Entries with figure data
--------------------------------------------------

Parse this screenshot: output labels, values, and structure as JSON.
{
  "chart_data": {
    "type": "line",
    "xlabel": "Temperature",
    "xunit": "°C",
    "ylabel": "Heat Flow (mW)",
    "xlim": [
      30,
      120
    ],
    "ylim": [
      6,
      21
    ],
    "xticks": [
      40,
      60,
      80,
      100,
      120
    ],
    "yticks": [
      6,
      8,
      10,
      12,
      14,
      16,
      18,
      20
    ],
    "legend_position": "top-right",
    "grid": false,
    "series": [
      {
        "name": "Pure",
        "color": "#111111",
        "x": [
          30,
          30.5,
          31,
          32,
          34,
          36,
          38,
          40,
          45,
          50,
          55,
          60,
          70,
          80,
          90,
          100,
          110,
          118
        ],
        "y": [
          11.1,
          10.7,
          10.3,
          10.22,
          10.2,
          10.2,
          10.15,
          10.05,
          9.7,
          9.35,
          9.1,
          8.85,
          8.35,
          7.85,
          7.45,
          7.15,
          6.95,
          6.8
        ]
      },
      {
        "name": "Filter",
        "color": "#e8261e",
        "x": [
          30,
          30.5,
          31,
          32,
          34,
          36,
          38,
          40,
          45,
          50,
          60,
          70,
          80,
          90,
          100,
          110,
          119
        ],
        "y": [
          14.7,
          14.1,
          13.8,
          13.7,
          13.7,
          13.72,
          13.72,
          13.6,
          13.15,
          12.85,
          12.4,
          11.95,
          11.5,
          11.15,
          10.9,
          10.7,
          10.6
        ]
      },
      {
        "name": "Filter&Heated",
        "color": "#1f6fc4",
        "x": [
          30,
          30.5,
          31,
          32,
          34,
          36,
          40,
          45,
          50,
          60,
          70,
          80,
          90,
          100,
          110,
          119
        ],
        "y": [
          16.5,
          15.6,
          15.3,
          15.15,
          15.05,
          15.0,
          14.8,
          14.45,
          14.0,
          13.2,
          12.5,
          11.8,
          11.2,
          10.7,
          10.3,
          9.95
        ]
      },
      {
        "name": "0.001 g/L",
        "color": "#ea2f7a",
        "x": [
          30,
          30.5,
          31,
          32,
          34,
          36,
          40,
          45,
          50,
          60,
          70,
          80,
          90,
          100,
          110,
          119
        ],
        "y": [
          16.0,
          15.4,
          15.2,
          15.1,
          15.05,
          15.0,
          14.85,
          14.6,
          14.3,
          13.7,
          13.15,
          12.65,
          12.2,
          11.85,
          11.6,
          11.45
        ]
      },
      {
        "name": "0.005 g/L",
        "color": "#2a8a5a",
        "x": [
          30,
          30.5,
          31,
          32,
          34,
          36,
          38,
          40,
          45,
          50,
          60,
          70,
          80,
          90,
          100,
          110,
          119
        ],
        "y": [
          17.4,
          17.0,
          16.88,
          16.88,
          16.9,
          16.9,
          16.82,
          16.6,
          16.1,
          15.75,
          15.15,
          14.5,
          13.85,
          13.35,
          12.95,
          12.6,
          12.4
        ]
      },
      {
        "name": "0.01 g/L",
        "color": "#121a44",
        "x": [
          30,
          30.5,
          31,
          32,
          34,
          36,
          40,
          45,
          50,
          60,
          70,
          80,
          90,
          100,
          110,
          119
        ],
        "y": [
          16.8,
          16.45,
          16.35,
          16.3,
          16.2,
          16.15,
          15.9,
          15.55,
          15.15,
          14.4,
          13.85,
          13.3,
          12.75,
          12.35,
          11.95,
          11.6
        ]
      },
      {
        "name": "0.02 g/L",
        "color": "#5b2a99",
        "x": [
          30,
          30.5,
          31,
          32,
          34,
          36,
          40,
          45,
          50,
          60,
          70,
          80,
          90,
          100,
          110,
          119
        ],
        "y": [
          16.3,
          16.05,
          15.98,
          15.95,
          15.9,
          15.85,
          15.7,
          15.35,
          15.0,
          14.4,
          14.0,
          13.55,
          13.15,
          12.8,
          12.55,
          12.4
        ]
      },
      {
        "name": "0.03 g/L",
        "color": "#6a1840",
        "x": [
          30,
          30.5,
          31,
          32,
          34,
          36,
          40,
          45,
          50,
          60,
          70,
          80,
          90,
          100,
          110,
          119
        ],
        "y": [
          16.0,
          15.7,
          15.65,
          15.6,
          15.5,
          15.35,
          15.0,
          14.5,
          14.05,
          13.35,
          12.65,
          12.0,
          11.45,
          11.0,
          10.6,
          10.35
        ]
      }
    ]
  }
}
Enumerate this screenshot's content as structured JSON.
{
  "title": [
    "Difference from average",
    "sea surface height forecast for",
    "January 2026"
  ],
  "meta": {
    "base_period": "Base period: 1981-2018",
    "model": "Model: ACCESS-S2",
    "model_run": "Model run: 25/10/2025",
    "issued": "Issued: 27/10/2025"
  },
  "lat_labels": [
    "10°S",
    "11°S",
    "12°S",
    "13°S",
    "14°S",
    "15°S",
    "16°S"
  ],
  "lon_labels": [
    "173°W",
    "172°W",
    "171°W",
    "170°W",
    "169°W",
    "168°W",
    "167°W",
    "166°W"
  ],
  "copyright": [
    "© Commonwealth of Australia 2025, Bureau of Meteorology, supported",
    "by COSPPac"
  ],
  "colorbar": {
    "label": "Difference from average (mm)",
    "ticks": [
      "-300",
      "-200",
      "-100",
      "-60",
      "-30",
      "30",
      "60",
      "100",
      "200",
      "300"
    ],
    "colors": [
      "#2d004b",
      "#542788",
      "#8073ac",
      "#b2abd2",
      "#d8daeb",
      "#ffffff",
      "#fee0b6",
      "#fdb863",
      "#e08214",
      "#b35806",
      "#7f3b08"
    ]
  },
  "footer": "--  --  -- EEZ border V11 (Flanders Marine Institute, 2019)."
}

--------------------------------------------------

### [YOUR GOAL]
Gather from the data above every line with the string "Model".

### [TASK RESULT]
    "model": "Model: ACCESS-S2",
    "model_run": "Model run: 25/10/2025",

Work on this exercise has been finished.